# [Exercise goal]
Exactly reproduce all the records, keeping pictures out of the copy.

(Stored items)

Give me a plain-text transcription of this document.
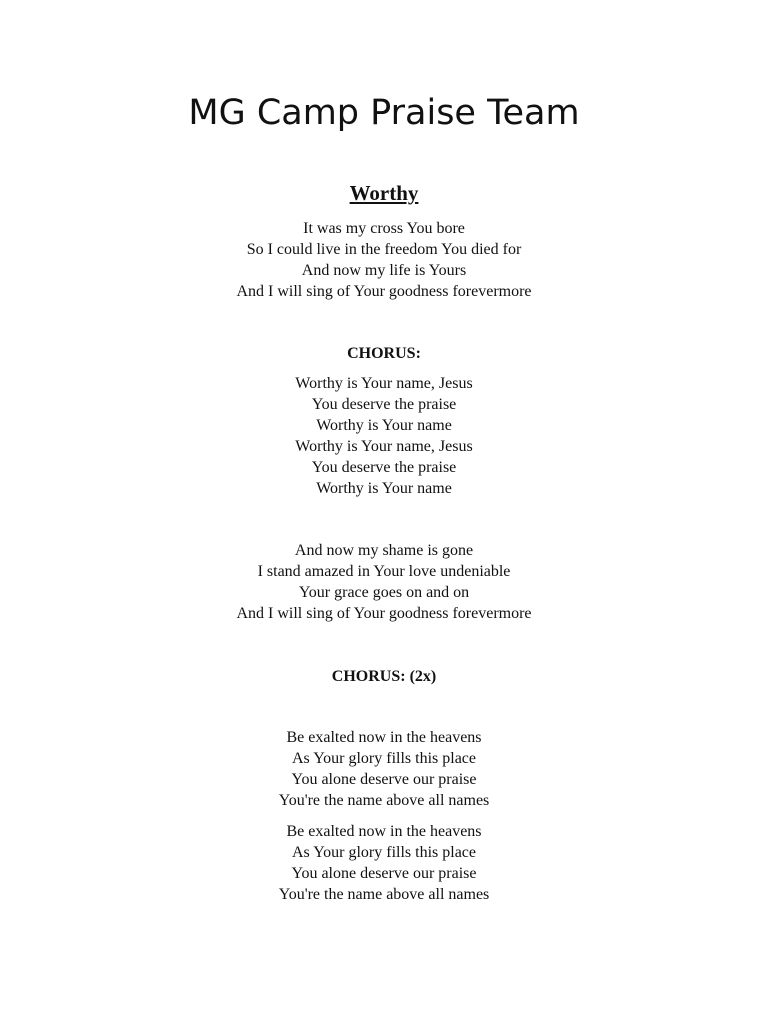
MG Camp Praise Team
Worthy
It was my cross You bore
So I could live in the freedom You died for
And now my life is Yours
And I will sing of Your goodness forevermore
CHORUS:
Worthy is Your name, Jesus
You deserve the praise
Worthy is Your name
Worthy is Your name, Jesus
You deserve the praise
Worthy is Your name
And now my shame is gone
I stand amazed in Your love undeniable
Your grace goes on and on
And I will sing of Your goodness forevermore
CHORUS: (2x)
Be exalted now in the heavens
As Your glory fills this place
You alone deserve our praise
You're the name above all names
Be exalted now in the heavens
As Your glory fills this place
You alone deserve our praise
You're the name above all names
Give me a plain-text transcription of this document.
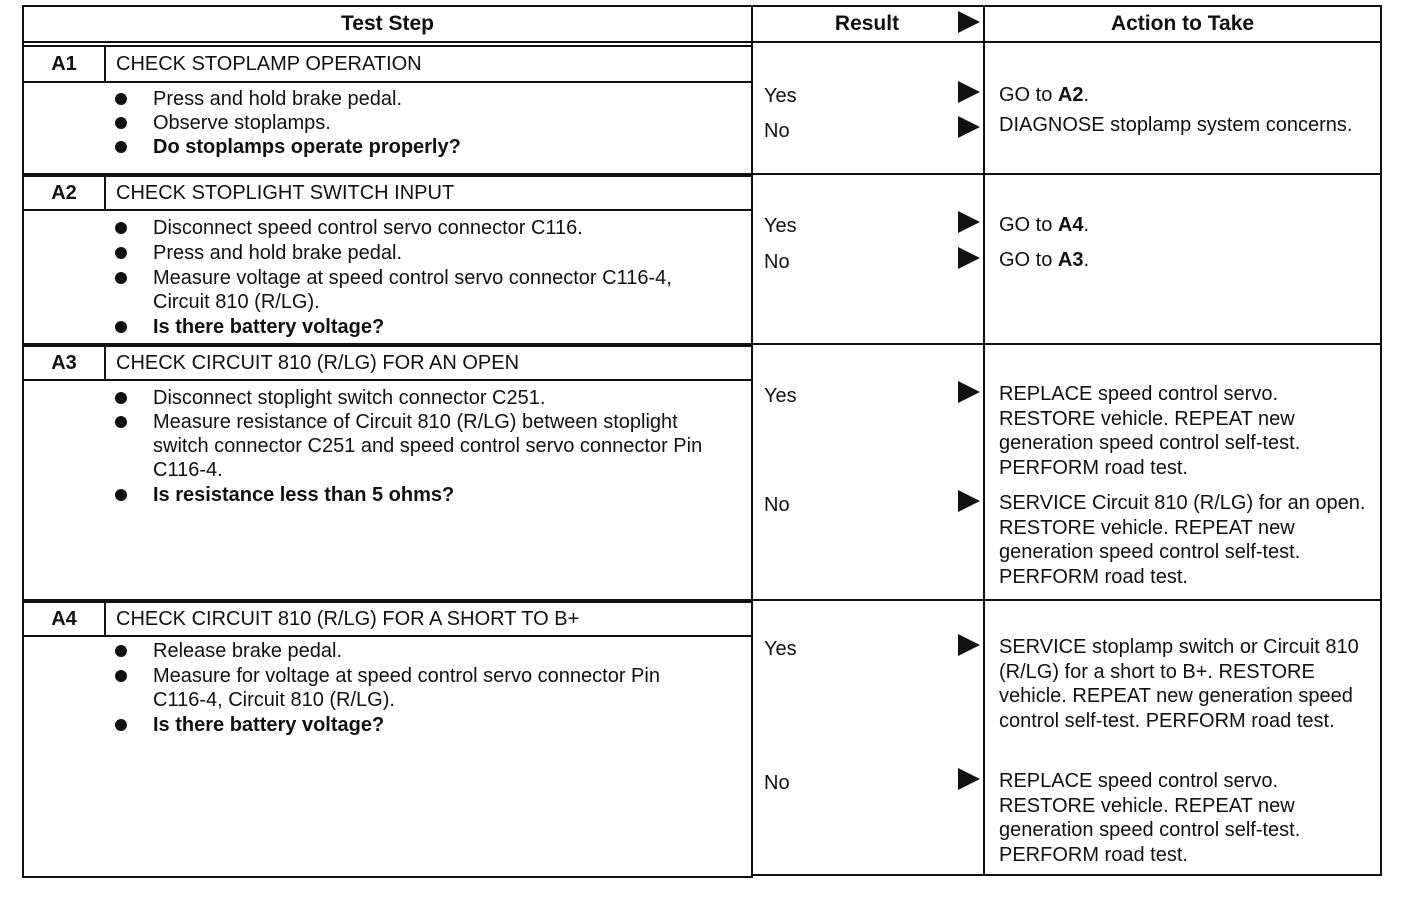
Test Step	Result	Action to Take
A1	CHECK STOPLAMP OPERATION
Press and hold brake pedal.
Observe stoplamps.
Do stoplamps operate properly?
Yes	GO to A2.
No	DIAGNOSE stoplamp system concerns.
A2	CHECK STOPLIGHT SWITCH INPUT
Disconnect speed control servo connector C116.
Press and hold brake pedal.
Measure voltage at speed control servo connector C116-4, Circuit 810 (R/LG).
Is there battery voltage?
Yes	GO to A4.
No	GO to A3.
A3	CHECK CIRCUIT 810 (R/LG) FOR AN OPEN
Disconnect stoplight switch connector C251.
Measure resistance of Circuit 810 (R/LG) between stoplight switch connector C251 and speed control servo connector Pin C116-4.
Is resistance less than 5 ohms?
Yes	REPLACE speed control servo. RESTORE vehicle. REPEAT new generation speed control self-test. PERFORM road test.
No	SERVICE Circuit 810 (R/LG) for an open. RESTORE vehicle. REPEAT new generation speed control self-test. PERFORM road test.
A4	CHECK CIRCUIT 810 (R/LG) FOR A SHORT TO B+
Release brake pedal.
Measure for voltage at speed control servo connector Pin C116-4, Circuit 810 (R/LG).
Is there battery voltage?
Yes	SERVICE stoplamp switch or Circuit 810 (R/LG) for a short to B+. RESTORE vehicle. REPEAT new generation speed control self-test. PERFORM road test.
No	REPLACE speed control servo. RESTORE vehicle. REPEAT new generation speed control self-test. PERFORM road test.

# [Solution for this exercise]
Give me a plain-text transcription of this document.
MG Camp Praise Team
Worthy
It was my cross You bore
So I could live in the freedom You died for
And now my life is Yours
And I will sing of Your goodness forevermore
CHORUS:
Worthy is Your name, Jesus
You deserve the praise
Worthy is Your name
Worthy is Your name, Jesus
You deserve the praise
Worthy is Your name
And now my shame is gone
I stand amazed in Your love undeniable
Your grace goes on and on
And I will sing of Your goodness forevermore
CHORUS: (2x)
Be exalted now in the heavens
As Your glory fills this place
You alone deserve our praise
You're the name above all names
Be exalted now in the heavens
As Your glory fills this place
You alone deserve our praise
You're the name above all names
Give me a plain-text transcription of this document.
Test Step	Result	Action to Take
A1	CHECK STOPLAMP OPERATION
Press and hold brake pedal.
Observe stoplamps.
Do stoplamps operate properly?
Yes	GO to A2.
No	DIAGNOSE stoplamp system concerns.
A2	CHECK STOPLIGHT SWITCH INPUT
Disconnect speed control servo connector C116.
Press and hold brake pedal.
Measure voltage at speed control servo connector C116-4, Circuit 810 (R/LG).
Is there battery voltage?
Yes	GO to A4.
No	GO to A3.
A3	CHECK CIRCUIT 810 (R/LG) FOR AN OPEN
Disconnect stoplight switch connector C251.
Measure resistance of Circuit 810 (R/LG) between stoplight switch connector C251 and speed control servo connector Pin C116-4.
Is resistance less than 5 ohms?
Yes	REPLACE speed control servo. RESTORE vehicle. REPEAT new generation speed control self-test. PERFORM road test.
No	SERVICE Circuit 810 (R/LG) for an open. RESTORE vehicle. REPEAT new generation speed control self-test. PERFORM road test.
A4	CHECK CIRCUIT 810 (R/LG) FOR A SHORT TO B+
Release brake pedal.
Measure for voltage at speed control servo connector Pin C116-4, Circuit 810 (R/LG).
Is there battery voltage?
Yes	SERVICE stoplamp switch or Circuit 810 (R/LG) for a short to B+. RESTORE vehicle. REPEAT new generation speed control self-test. PERFORM road test.
No	REPLACE speed control servo. RESTORE vehicle. REPEAT new generation speed control self-test. PERFORM road test.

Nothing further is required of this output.